** Task prompt **
Retype every entry in its entirety, without alteration.
— Begin Source data —
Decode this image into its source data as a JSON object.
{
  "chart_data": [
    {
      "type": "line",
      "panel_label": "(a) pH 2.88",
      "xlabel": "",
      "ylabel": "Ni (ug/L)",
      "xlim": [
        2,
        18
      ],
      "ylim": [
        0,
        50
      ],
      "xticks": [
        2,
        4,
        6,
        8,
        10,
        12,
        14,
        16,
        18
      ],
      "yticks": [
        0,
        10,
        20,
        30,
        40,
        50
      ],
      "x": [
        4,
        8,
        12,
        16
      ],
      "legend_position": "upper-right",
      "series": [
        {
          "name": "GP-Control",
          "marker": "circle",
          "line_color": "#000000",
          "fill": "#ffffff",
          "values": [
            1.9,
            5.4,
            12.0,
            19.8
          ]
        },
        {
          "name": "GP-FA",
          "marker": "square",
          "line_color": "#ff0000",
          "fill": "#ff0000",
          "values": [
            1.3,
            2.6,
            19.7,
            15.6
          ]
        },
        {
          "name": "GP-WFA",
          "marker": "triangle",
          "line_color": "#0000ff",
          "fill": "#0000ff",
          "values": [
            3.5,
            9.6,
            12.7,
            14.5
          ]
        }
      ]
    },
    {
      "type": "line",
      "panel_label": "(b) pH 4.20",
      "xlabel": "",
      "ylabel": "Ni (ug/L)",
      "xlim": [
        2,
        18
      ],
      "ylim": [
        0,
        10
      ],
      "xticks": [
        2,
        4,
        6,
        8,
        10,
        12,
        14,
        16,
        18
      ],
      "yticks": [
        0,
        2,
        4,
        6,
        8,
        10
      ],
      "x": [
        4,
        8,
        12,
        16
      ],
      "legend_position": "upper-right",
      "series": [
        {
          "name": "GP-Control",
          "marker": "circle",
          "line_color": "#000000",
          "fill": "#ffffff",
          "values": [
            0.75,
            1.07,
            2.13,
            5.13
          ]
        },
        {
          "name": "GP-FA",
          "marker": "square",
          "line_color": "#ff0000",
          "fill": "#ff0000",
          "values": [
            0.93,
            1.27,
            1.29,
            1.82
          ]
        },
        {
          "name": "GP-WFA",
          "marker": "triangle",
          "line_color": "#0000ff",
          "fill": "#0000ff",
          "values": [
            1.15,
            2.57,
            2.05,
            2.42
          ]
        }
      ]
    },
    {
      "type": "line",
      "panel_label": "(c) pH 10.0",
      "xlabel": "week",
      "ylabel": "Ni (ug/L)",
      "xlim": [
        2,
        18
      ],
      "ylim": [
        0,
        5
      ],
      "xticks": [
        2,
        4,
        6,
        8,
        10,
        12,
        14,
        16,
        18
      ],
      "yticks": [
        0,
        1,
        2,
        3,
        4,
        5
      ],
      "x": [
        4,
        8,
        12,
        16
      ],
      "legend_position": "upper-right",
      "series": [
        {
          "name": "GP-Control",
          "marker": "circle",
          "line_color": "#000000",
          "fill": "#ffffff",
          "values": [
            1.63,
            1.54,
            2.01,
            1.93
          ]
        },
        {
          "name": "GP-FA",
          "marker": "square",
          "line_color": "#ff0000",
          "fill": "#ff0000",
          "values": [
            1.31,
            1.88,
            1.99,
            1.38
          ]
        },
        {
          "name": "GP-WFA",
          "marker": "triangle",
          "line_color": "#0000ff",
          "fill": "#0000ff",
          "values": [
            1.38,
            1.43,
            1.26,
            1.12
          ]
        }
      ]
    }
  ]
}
— End Source data —
** Answer for the task **
Decode this image into its source data as a JSON object.
{
  "chart_data": [
    {
      "type": "line",
      "panel_label": "(a) pH 2.88",
      "xlabel": "",
      "ylabel": "Ni (ug/L)",
      "xlim": [
        2,
        18
      ],
      "ylim": [
        0,
        50
      ],
      "xticks": [
        2,
        4,
        6,
        8,
        10,
        12,
        14,
        16,
        18
      ],
      "yticks": [
        0,
        10,
        20,
        30,
        40,
        50
      ],
      "x": [
        4,
        8,
        12,
        16
      ],
      "legend_position": "upper-right",
      "series": [
        {
          "name": "GP-Control",
          "marker": "circle",
          "line_color": "#000000",
          "fill": "#ffffff",
          "values": [
            1.9,
            5.4,
            12.0,
            19.8
          ]
        },
        {
          "name": "GP-FA",
          "marker": "square",
          "line_color": "#ff0000",
          "fill": "#ff0000",
          "values": [
            1.3,
            2.6,
            19.7,
            15.6
          ]
        },
        {
          "name": "GP-WFA",
          "marker": "triangle",
          "line_color": "#0000ff",
          "fill": "#0000ff",
          "values": [
            3.5,
            9.6,
            12.7,
            14.5
          ]
        }
      ]
    },
    {
      "type": "line",
      "panel_label": "(b) pH 4.20",
      "xlabel": "",
      "ylabel": "Ni (ug/L)",
      "xlim": [
        2,
        18
      ],
      "ylim": [
        0,
        10
      ],
      "xticks": [
        2,
        4,
        6,
        8,
        10,
        12,
        14,
        16,
        18
      ],
      "yticks": [
        0,
        2,
        4,
        6,
        8,
        10
      ],
      "x": [
        4,
        8,
        12,
        16
      ],
      "legend_position": "upper-right",
      "series": [
        {
          "name": "GP-Control",
          "marker": "circle",
          "line_color": "#000000",
          "fill": "#ffffff",
          "values": [
            0.75,
            1.07,
            2.13,
            5.13
          ]
        },
        {
          "name": "GP-FA",
          "marker": "square",
          "line_color": "#ff0000",
          "fill": "#ff0000",
          "values": [
            0.93,
            1.27,
            1.29,
            1.82
          ]
        },
        {
          "name": "GP-WFA",
          "marker": "triangle",
          "line_color": "#0000ff",
          "fill": "#0000ff",
          "values": [
            1.15,
            2.57,
            2.05,
            2.42
          ]
        }
      ]
    },
    {
      "type": "line",
      "panel_label": "(c) pH 10.0",
      "xlabel": "week",
      "ylabel": "Ni (ug/L)",
      "xlim": [
        2,
        18
      ],
      "ylim": [
        0,
        5
      ],
      "xticks": [
        2,
        4,
        6,
        8,
        10,
        12,
        14,
        16,
        18
      ],
      "yticks": [
        0,
        1,
        2,
        3,
        4,
        5
      ],
      "x": [
        4,
        8,
        12,
        16
      ],
      "legend_position": "upper-right",
      "series": [
        {
          "name": "GP-Control",
          "marker": "circle",
          "line_color": "#000000",
          "fill": "#ffffff",
          "values": [
            1.63,
            1.54,
            2.01,
            1.93
          ]
        },
        {
          "name": "GP-FA",
          "marker": "square",
          "line_color": "#ff0000",
          "fill": "#ff0000",
          "values": [
            1.31,
            1.88,
            1.99,
            1.38
          ]
        },
        {
          "name": "GP-WFA",
          "marker": "triangle",
          "line_color": "#0000ff",
          "fill": "#0000ff",
          "values": [
            1.38,
            1.43,
            1.26,
            1.12
          ]
        }
      ]
    }
  ]
}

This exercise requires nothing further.